** Objective **
Show each line that has the string "JSON" in it.

Saved data entries:
-*-*-

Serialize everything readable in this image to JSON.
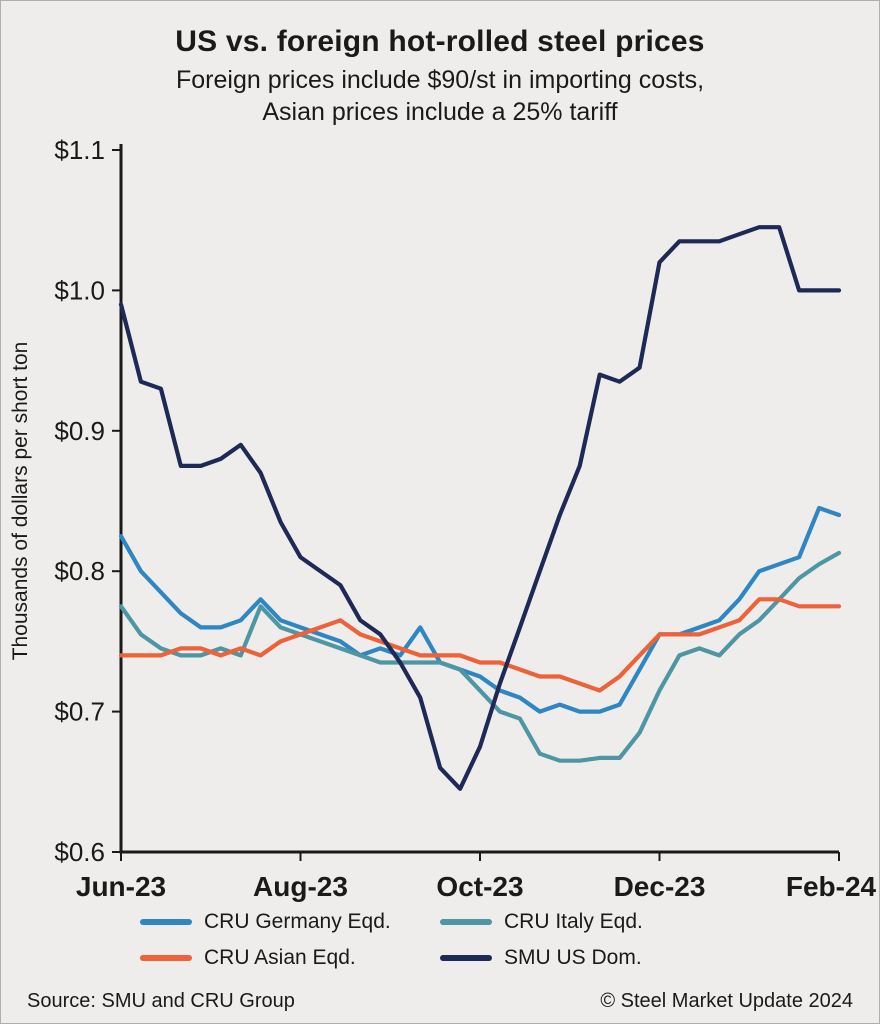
{
  "title": "US vs. foreign hot-rolled steel prices",
  "subtitle_line1": "Foreign prices include $90/st in importing costs,",
  "subtitle_line2": "Asian prices include a 25% tariff",
  "footer": {
    "source": "Source: SMU and CRU Group",
    "copyright": "© Steel Market Update 2024"
  },
  "chart_data": {
    "type": "line",
    "title": "US vs. foreign hot-rolled steel prices",
    "xlabel": "",
    "ylabel": "Thousands of dollars per short ton",
    "ylim": [
      0.6,
      1.1
    ],
    "grid": false,
    "legend_position": "bottom",
    "x_tick_labels": [
      "Jun-23",
      "Aug-23",
      "Oct-23",
      "Dec-23",
      "Feb-24"
    ],
    "y_ticks": [
      0.6,
      0.7,
      0.8,
      0.9,
      1.0,
      1.1
    ],
    "y_tick_labels": [
      "$0.6",
      "$0.7",
      "$0.8",
      "$0.9",
      "$1.0",
      "$1.1"
    ],
    "x_unit": "weekly observations from Jun-2023 to Feb-2024",
    "series": [
      {
        "name": "CRU Germany Eqd.",
        "color": "#2e86c3",
        "values": [
          0.825,
          0.8,
          0.785,
          0.77,
          0.76,
          0.76,
          0.765,
          0.78,
          0.765,
          0.76,
          0.755,
          0.75,
          0.74,
          0.745,
          0.74,
          0.76,
          0.735,
          0.73,
          0.725,
          0.715,
          0.71,
          0.7,
          0.705,
          0.7,
          0.7,
          0.705,
          0.73,
          0.755,
          0.755,
          0.76,
          0.765,
          0.78,
          0.8,
          0.805,
          0.81,
          0.845,
          0.84
        ]
      },
      {
        "name": "CRU Italy Eqd.",
        "color": "#4f96a4",
        "values": [
          0.775,
          0.755,
          0.745,
          0.74,
          0.74,
          0.745,
          0.74,
          0.775,
          0.76,
          0.755,
          0.75,
          0.745,
          0.74,
          0.735,
          0.735,
          0.735,
          0.735,
          0.73,
          0.715,
          0.7,
          0.695,
          0.67,
          0.665,
          0.665,
          0.667,
          0.667,
          0.685,
          0.715,
          0.74,
          0.745,
          0.74,
          0.755,
          0.765,
          0.78,
          0.795,
          0.805,
          0.813
        ]
      },
      {
        "name": "CRU Asian Eqd.",
        "color": "#ed6238",
        "values": [
          0.74,
          0.74,
          0.74,
          0.745,
          0.745,
          0.74,
          0.745,
          0.74,
          0.75,
          0.755,
          0.76,
          0.765,
          0.755,
          0.75,
          0.745,
          0.74,
          0.74,
          0.74,
          0.735,
          0.735,
          0.73,
          0.725,
          0.725,
          0.72,
          0.715,
          0.725,
          0.74,
          0.755,
          0.755,
          0.755,
          0.76,
          0.765,
          0.78,
          0.78,
          0.775,
          0.775,
          0.775
        ]
      },
      {
        "name": "SMU US Dom.",
        "color": "#1e2a55",
        "values": [
          0.99,
          0.935,
          0.93,
          0.875,
          0.875,
          0.88,
          0.89,
          0.87,
          0.835,
          0.81,
          0.8,
          0.79,
          0.765,
          0.755,
          0.735,
          0.71,
          0.66,
          0.645,
          0.675,
          0.72,
          0.76,
          0.8,
          0.84,
          0.875,
          0.94,
          0.935,
          0.945,
          1.02,
          1.035,
          1.035,
          1.035,
          1.04,
          1.045,
          1.045,
          1.0,
          1.0,
          1.0
        ]
      }
    ]
  }
}
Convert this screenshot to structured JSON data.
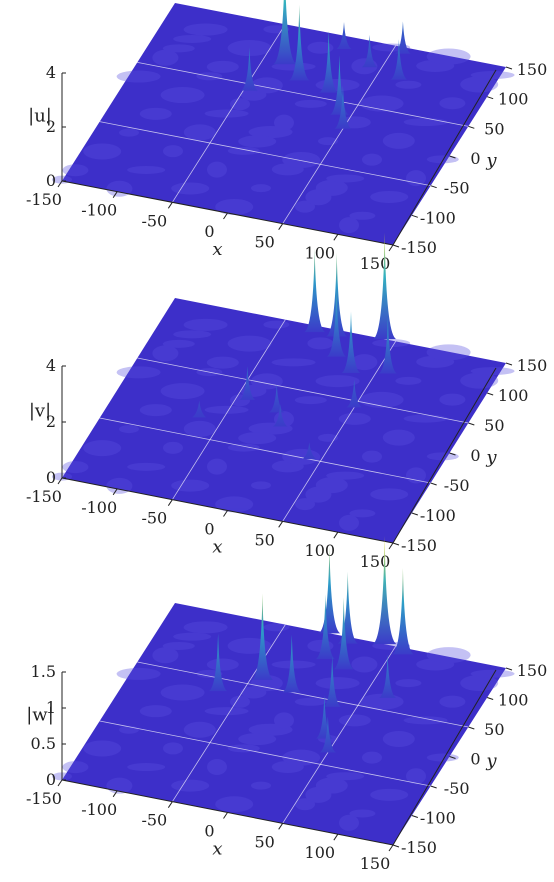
{
  "chart_data": [
    {
      "type": "surface",
      "zlabel": "|u|",
      "xlabel": "x",
      "ylabel": "y",
      "xlim": [
        -150,
        150
      ],
      "ylim": [
        -150,
        150
      ],
      "zlim": [
        0,
        4
      ],
      "xticks": [
        "-150",
        "-100",
        "-50",
        "0",
        "50",
        "100",
        "150"
      ],
      "yticks": [
        "150",
        "100",
        "50",
        "0",
        "-50",
        "-100",
        "-150"
      ],
      "zticks": [
        "0",
        "2",
        "4"
      ],
      "peaks": [
        {
          "x": -30,
          "y": 90,
          "z": 3.8
        },
        {
          "x": -10,
          "y": 70,
          "z": 2.8
        },
        {
          "x": 20,
          "y": 60,
          "z": 2.3
        },
        {
          "x": 40,
          "y": 30,
          "z": 2.2
        },
        {
          "x": -45,
          "y": 40,
          "z": 1.6
        },
        {
          "x": 50,
          "y": 10,
          "z": 1.6
        },
        {
          "x": 70,
          "y": 100,
          "z": 1.5
        },
        {
          "x": 40,
          "y": 110,
          "z": 1.2
        },
        {
          "x": 10,
          "y": 130,
          "z": 1.0
        },
        {
          "x": 60,
          "y": 140,
          "z": 1.2
        }
      ]
    },
    {
      "type": "surface",
      "zlabel": "|v|",
      "xlabel": "x",
      "ylabel": "y",
      "xlim": [
        -150,
        150
      ],
      "ylim": [
        -150,
        150
      ],
      "zlim": [
        0,
        4
      ],
      "xticks": [
        "-150",
        "-100",
        "-50",
        "0",
        "50",
        "100",
        "150"
      ],
      "yticks": [
        "150",
        "100",
        "50",
        "0",
        "-50",
        "-100",
        "-150"
      ],
      "zticks": [
        "0",
        "2",
        "4"
      ],
      "peaks": [
        {
          "x": 40,
          "y": 150,
          "z": 3.8
        },
        {
          "x": 0,
          "y": 140,
          "z": 3.0
        },
        {
          "x": -20,
          "y": 140,
          "z": 3.0
        },
        {
          "x": 10,
          "y": 110,
          "z": 2.4
        },
        {
          "x": 30,
          "y": 90,
          "z": 2.2
        },
        {
          "x": 60,
          "y": 100,
          "z": 2.0
        },
        {
          "x": 50,
          "y": 40,
          "z": 1.0
        },
        {
          "x": -40,
          "y": 20,
          "z": 1.2
        },
        {
          "x": -10,
          "y": 10,
          "z": 1.0
        },
        {
          "x": 0,
          "y": -10,
          "z": 0.8
        },
        {
          "x": -70,
          "y": -20,
          "z": 0.6
        },
        {
          "x": 40,
          "y": -50,
          "z": 0.6
        }
      ]
    },
    {
      "type": "surface",
      "zlabel": "|w|",
      "xlabel": "x",
      "ylabel": "y",
      "xlim": [
        -150,
        150
      ],
      "ylim": [
        -150,
        150
      ],
      "zlim": [
        0,
        1.5
      ],
      "xticks": [
        "-150",
        "-100",
        "-50",
        "0",
        "50",
        "100",
        "150"
      ],
      "yticks": [
        "150",
        "100",
        "50",
        "0",
        "-50",
        "-100",
        "-150"
      ],
      "zticks": [
        "0",
        "0.5",
        "1",
        "1.5"
      ],
      "peaks": [
        {
          "x": 40,
          "y": 150,
          "z": 1.5
        },
        {
          "x": -10,
          "y": 150,
          "z": 1.2
        },
        {
          "x": 10,
          "y": 140,
          "z": 1.0
        },
        {
          "x": 60,
          "y": 140,
          "z": 1.2
        },
        {
          "x": 0,
          "y": 110,
          "z": 0.9
        },
        {
          "x": 20,
          "y": 100,
          "z": 1.0
        },
        {
          "x": -40,
          "y": 60,
          "z": 1.2
        },
        {
          "x": -10,
          "y": 50,
          "z": 0.8
        },
        {
          "x": 30,
          "y": 40,
          "z": 0.7
        },
        {
          "x": 70,
          "y": 70,
          "z": 0.6
        },
        {
          "x": -70,
          "y": 30,
          "z": 0.8
        },
        {
          "x": 40,
          "y": -10,
          "z": 0.6
        },
        {
          "x": 50,
          "y": -30,
          "z": 0.5
        }
      ]
    }
  ],
  "colors": {
    "surface_low": "#3d2fc9",
    "surface_mid": "#2bb0c8",
    "surface_high": "#f5d81f",
    "grid": "#ffffff",
    "axis": "#222222"
  }
}
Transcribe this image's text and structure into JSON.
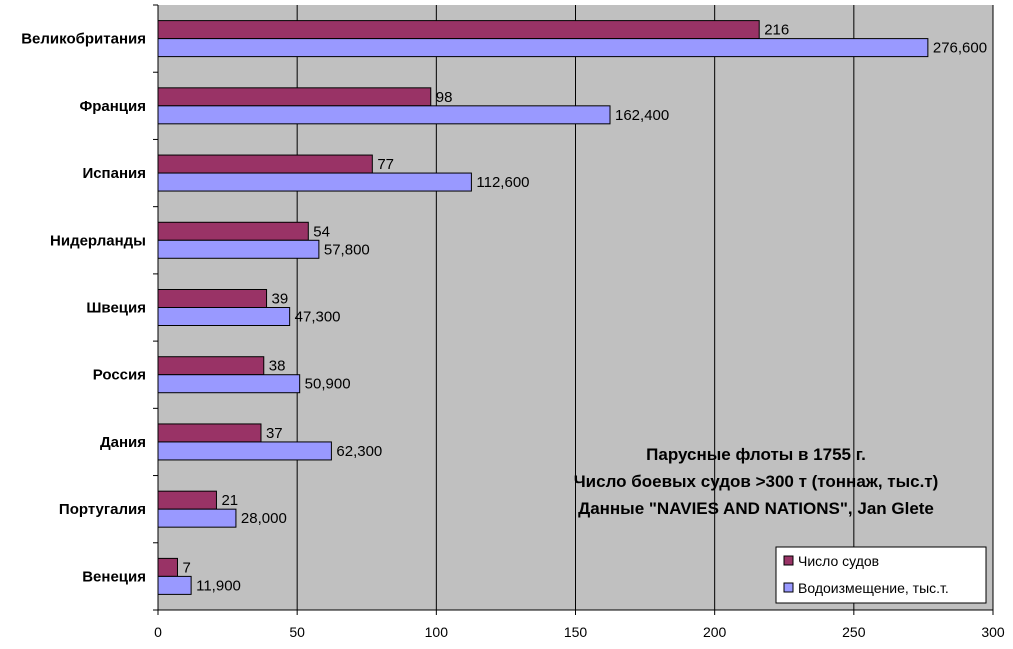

-*-*-

** In response **
Serialize everything readable in this image to JSON.
Convert this screenshot to structured JSON data.
Transcribe this image's text and structure into JSON.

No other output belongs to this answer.